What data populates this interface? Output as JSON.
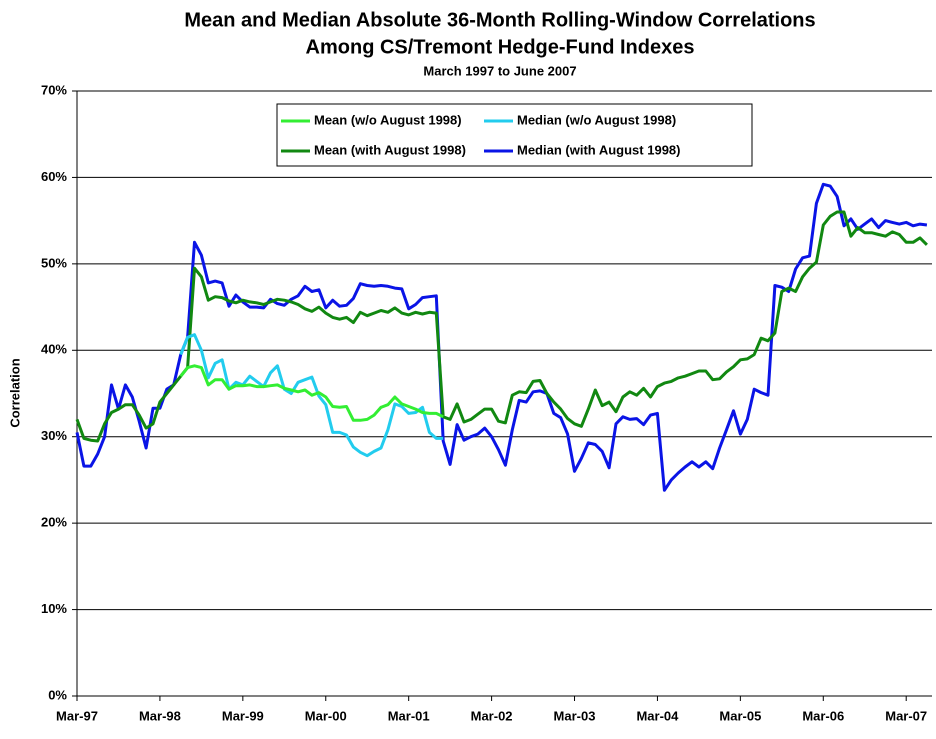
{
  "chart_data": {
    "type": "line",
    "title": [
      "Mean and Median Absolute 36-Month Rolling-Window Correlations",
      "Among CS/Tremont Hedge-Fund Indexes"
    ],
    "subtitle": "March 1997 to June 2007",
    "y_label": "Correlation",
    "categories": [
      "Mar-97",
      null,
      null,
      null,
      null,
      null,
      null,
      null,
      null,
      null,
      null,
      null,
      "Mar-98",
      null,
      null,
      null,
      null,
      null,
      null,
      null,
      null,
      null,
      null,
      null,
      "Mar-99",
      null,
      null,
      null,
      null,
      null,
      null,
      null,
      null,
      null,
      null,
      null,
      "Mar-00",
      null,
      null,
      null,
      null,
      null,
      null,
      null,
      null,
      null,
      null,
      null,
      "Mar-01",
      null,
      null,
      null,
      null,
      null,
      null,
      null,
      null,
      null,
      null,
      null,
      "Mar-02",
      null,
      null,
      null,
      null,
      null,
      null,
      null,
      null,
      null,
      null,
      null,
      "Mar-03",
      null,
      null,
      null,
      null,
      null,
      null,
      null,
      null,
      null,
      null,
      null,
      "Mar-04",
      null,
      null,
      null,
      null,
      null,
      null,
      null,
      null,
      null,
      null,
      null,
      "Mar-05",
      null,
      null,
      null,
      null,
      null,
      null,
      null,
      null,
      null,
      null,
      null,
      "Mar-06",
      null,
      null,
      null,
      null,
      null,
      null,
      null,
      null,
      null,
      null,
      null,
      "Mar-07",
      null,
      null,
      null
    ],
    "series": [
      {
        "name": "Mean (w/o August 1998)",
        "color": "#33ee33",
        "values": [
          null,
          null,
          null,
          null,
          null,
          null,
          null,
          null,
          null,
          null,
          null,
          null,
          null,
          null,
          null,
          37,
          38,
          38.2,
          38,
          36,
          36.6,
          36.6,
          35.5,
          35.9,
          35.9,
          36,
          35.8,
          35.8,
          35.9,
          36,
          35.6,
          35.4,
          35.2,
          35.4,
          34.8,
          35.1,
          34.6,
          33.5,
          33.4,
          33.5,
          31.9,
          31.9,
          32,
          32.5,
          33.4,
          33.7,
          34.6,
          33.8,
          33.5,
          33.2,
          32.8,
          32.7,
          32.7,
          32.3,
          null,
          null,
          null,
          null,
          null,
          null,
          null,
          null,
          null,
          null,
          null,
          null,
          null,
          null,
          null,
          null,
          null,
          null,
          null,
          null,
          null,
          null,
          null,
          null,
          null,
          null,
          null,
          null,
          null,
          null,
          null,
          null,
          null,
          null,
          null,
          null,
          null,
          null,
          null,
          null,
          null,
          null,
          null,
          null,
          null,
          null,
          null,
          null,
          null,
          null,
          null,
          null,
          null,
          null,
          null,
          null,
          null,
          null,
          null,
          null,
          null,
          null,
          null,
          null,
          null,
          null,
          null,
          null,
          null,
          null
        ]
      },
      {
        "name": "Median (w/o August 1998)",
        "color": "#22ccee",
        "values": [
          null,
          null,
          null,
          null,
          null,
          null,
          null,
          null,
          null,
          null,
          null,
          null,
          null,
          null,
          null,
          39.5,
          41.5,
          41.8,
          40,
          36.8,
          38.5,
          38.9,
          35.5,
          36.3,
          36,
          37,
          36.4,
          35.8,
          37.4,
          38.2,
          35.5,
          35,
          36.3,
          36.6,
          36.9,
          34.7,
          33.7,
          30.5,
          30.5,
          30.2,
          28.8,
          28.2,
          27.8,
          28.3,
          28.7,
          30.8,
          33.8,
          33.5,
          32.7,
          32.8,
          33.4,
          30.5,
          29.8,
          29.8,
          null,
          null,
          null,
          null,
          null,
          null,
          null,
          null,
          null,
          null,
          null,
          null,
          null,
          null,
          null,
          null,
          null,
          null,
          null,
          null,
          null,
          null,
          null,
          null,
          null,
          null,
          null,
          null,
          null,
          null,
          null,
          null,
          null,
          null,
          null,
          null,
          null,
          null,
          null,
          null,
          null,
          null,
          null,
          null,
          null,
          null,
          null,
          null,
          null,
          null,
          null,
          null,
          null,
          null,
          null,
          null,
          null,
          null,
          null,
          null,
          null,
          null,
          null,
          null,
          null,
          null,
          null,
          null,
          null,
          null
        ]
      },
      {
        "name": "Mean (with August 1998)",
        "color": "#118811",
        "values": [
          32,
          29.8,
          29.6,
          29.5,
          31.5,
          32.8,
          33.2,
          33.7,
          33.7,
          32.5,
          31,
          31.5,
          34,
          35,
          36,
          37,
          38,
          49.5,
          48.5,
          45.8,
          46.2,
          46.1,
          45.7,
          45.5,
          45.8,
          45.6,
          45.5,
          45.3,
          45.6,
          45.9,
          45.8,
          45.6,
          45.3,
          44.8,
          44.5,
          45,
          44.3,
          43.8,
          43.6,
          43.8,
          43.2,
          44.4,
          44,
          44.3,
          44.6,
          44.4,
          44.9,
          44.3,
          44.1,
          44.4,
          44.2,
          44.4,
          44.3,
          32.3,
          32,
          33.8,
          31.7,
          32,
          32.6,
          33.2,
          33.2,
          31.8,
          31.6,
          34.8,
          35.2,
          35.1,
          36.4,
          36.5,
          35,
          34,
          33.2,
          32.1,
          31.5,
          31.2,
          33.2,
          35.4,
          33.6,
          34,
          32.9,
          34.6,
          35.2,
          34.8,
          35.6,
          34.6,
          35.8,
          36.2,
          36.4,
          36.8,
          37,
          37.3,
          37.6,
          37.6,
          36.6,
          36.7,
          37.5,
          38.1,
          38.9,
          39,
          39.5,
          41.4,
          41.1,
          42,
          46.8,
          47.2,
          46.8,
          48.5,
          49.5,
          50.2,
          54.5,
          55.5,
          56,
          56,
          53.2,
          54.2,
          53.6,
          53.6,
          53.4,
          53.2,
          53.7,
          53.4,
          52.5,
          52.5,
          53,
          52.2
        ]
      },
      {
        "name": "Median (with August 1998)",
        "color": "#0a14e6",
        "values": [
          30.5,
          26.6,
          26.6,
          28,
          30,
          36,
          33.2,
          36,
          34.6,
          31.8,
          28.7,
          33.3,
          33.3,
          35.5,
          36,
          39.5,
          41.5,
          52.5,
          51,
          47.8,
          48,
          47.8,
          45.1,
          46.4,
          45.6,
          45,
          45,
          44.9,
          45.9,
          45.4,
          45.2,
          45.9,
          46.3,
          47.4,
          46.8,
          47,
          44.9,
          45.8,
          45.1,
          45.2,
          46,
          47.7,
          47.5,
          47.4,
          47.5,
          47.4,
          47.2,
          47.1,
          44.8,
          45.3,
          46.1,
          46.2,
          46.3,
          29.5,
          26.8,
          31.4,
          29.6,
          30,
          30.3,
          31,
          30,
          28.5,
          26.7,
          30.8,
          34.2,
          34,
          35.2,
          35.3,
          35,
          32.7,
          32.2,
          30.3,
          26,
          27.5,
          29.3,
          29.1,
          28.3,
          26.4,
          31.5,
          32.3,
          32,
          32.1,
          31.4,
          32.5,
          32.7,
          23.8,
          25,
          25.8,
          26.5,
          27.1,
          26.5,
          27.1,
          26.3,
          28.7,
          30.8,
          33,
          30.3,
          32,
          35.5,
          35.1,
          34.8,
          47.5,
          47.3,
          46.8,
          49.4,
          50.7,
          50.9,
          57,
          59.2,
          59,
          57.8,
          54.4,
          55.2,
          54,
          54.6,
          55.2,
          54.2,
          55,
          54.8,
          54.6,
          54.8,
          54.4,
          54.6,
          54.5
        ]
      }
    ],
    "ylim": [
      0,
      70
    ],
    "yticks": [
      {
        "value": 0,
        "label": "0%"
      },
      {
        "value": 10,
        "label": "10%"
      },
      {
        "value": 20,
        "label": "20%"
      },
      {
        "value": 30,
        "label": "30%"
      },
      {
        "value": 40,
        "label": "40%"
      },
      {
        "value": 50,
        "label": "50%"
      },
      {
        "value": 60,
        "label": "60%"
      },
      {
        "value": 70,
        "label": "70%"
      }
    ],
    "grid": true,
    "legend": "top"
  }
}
────────
Each line that has the word "name" should be copied.

§ **RESULT FOR THIS EXERCISE**
        "name": "Mean (w/o August 1998)",
        "name": "Median (w/o August 1998)",
        "name": "Mean (with August 1998)",
        "name": "Median (with August 1998)",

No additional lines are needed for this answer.